Requirement:
Write out the entries again exactly as they are given.
--- start Data section ---
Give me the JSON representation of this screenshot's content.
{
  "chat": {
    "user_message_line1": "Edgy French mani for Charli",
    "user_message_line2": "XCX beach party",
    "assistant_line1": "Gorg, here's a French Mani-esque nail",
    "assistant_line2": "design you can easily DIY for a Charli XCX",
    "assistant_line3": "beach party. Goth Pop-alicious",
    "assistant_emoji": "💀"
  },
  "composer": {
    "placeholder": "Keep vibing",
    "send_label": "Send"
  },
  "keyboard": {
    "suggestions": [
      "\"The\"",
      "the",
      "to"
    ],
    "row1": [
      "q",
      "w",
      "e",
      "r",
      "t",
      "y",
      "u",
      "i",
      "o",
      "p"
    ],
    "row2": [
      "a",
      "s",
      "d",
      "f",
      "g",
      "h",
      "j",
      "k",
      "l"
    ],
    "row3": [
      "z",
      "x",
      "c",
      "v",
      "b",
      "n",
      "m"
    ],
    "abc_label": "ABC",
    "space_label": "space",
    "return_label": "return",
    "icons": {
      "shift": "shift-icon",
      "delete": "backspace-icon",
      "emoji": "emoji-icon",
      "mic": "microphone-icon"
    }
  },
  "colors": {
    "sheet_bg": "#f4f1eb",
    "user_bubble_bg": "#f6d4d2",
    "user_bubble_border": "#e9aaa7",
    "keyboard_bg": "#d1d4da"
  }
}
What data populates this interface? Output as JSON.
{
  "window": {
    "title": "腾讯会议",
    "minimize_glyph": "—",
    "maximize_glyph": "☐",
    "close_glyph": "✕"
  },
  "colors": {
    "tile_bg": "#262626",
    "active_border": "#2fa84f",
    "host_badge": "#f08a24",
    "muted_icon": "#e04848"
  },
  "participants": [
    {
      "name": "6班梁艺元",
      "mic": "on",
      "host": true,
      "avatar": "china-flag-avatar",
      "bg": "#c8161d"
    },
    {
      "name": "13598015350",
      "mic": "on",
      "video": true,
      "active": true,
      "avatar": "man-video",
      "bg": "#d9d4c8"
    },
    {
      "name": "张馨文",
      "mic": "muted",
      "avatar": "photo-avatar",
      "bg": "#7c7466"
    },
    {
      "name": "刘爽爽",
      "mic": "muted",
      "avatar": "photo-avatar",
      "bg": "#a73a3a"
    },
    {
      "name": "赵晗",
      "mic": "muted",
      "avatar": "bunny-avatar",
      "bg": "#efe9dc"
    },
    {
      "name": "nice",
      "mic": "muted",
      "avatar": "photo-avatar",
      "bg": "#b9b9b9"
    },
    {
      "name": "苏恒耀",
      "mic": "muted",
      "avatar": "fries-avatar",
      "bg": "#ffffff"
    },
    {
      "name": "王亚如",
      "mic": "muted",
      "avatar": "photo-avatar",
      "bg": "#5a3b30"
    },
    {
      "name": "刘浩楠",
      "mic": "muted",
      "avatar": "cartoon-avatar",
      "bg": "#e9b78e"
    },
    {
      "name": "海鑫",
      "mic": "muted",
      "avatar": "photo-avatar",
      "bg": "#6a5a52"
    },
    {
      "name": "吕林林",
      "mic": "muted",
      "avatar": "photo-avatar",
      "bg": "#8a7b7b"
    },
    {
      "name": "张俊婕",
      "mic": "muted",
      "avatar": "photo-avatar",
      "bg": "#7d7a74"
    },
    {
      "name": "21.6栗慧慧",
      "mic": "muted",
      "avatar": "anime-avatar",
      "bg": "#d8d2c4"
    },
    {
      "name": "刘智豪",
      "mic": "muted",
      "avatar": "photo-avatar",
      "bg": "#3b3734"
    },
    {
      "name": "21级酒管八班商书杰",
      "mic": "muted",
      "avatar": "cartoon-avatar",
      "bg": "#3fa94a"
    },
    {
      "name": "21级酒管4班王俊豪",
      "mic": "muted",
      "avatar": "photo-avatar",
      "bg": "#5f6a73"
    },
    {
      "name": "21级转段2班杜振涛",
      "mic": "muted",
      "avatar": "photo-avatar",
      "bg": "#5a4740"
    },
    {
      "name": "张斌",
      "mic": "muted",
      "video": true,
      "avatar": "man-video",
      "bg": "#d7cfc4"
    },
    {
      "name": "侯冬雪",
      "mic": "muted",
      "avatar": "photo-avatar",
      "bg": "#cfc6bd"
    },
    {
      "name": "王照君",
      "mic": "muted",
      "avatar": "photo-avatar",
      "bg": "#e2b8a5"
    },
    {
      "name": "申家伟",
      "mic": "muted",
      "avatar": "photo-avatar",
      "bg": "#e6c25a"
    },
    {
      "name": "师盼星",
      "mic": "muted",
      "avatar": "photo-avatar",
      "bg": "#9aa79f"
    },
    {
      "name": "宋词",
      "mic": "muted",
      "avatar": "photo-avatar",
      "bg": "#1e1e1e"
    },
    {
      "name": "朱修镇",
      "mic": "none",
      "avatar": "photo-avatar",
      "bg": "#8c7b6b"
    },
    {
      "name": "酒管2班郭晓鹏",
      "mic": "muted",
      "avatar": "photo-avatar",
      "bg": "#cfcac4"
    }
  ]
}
--- end Data section ---
Written solution:
Give me the JSON representation of this screenshot's content.
{
  "chat": {
    "user_message_line1": "Edgy French mani for Charli",
    "user_message_line2": "XCX beach party",
    "assistant_line1": "Gorg, here's a French Mani-esque nail",
    "assistant_line2": "design you can easily DIY for a Charli XCX",
    "assistant_line3": "beach party. Goth Pop-alicious",
    "assistant_emoji": "💀"
  },
  "composer": {
    "placeholder": "Keep vibing",
    "send_label": "Send"
  },
  "keyboard": {
    "suggestions": [
      "\"The\"",
      "the",
      "to"
    ],
    "row1": [
      "q",
      "w",
      "e",
      "r",
      "t",
      "y",
      "u",
      "i",
      "o",
      "p"
    ],
    "row2": [
      "a",
      "s",
      "d",
      "f",
      "g",
      "h",
      "j",
      "k",
      "l"
    ],
    "row3": [
      "z",
      "x",
      "c",
      "v",
      "b",
      "n",
      "m"
    ],
    "abc_label": "ABC",
    "space_label": "space",
    "return_label": "return",
    "icons": {
      "shift": "shift-icon",
      "delete": "backspace-icon",
      "emoji": "emoji-icon",
      "mic": "microphone-icon"
    }
  },
  "colors": {
    "sheet_bg": "#f4f1eb",
    "user_bubble_bg": "#f6d4d2",
    "user_bubble_border": "#e9aaa7",
    "keyboard_bg": "#d1d4da"
  }
}
What data populates this interface? Output as JSON.
{
  "window": {
    "title": "腾讯会议",
    "minimize_glyph": "—",
    "maximize_glyph": "☐",
    "close_glyph": "✕"
  },
  "colors": {
    "tile_bg": "#262626",
    "active_border": "#2fa84f",
    "host_badge": "#f08a24",
    "muted_icon": "#e04848"
  },
  "participants": [
    {
      "name": "6班梁艺元",
      "mic": "on",
      "host": true,
      "avatar": "china-flag-avatar",
      "bg": "#c8161d"
    },
    {
      "name": "13598015350",
      "mic": "on",
      "video": true,
      "active": true,
      "avatar": "man-video",
      "bg": "#d9d4c8"
    },
    {
      "name": "张馨文",
      "mic": "muted",
      "avatar": "photo-avatar",
      "bg": "#7c7466"
    },
    {
      "name": "刘爽爽",
      "mic": "muted",
      "avatar": "photo-avatar",
      "bg": "#a73a3a"
    },
    {
      "name": "赵晗",
      "mic": "muted",
      "avatar": "bunny-avatar",
      "bg": "#efe9dc"
    },
    {
      "name": "nice",
      "mic": "muted",
      "avatar": "photo-avatar",
      "bg": "#b9b9b9"
    },
    {
      "name": "苏恒耀",
      "mic": "muted",
      "avatar": "fries-avatar",
      "bg": "#ffffff"
    },
    {
      "name": "王亚如",
      "mic": "muted",
      "avatar": "photo-avatar",
      "bg": "#5a3b30"
    },
    {
      "name": "刘浩楠",
      "mic": "muted",
      "avatar": "cartoon-avatar",
      "bg": "#e9b78e"
    },
    {
      "name": "海鑫",
      "mic": "muted",
      "avatar": "photo-avatar",
      "bg": "#6a5a52"
    },
    {
      "name": "吕林林",
      "mic": "muted",
      "avatar": "photo-avatar",
      "bg": "#8a7b7b"
    },
    {
      "name": "张俊婕",
      "mic": "muted",
      "avatar": "photo-avatar",
      "bg": "#7d7a74"
    },
    {
      "name": "21.6栗慧慧",
      "mic": "muted",
      "avatar": "anime-avatar",
      "bg": "#d8d2c4"
    },
    {
      "name": "刘智豪",
      "mic": "muted",
      "avatar": "photo-avatar",
      "bg": "#3b3734"
    },
    {
      "name": "21级酒管八班商书杰",
      "mic": "muted",
      "avatar": "cartoon-avatar",
      "bg": "#3fa94a"
    },
    {
      "name": "21级酒管4班王俊豪",
      "mic": "muted",
      "avatar": "photo-avatar",
      "bg": "#5f6a73"
    },
    {
      "name": "21级转段2班杜振涛",
      "mic": "muted",
      "avatar": "photo-avatar",
      "bg": "#5a4740"
    },
    {
      "name": "张斌",
      "mic": "muted",
      "video": true,
      "avatar": "man-video",
      "bg": "#d7cfc4"
    },
    {
      "name": "侯冬雪",
      "mic": "muted",
      "avatar": "photo-avatar",
      "bg": "#cfc6bd"
    },
    {
      "name": "王照君",
      "mic": "muted",
      "avatar": "photo-avatar",
      "bg": "#e2b8a5"
    },
    {
      "name": "申家伟",
      "mic": "muted",
      "avatar": "photo-avatar",
      "bg": "#e6c25a"
    },
    {
      "name": "师盼星",
      "mic": "muted",
      "avatar": "photo-avatar",
      "bg": "#9aa79f"
    },
    {
      "name": "宋词",
      "mic": "muted",
      "avatar": "photo-avatar",
      "bg": "#1e1e1e"
    },
    {
      "name": "朱修镇",
      "mic": "none",
      "avatar": "photo-avatar",
      "bg": "#8c7b6b"
    },
    {
      "name": "酒管2班郭晓鹏",
      "mic": "muted",
      "avatar": "photo-avatar",
      "bg": "#cfcac4"
    }
  ]
}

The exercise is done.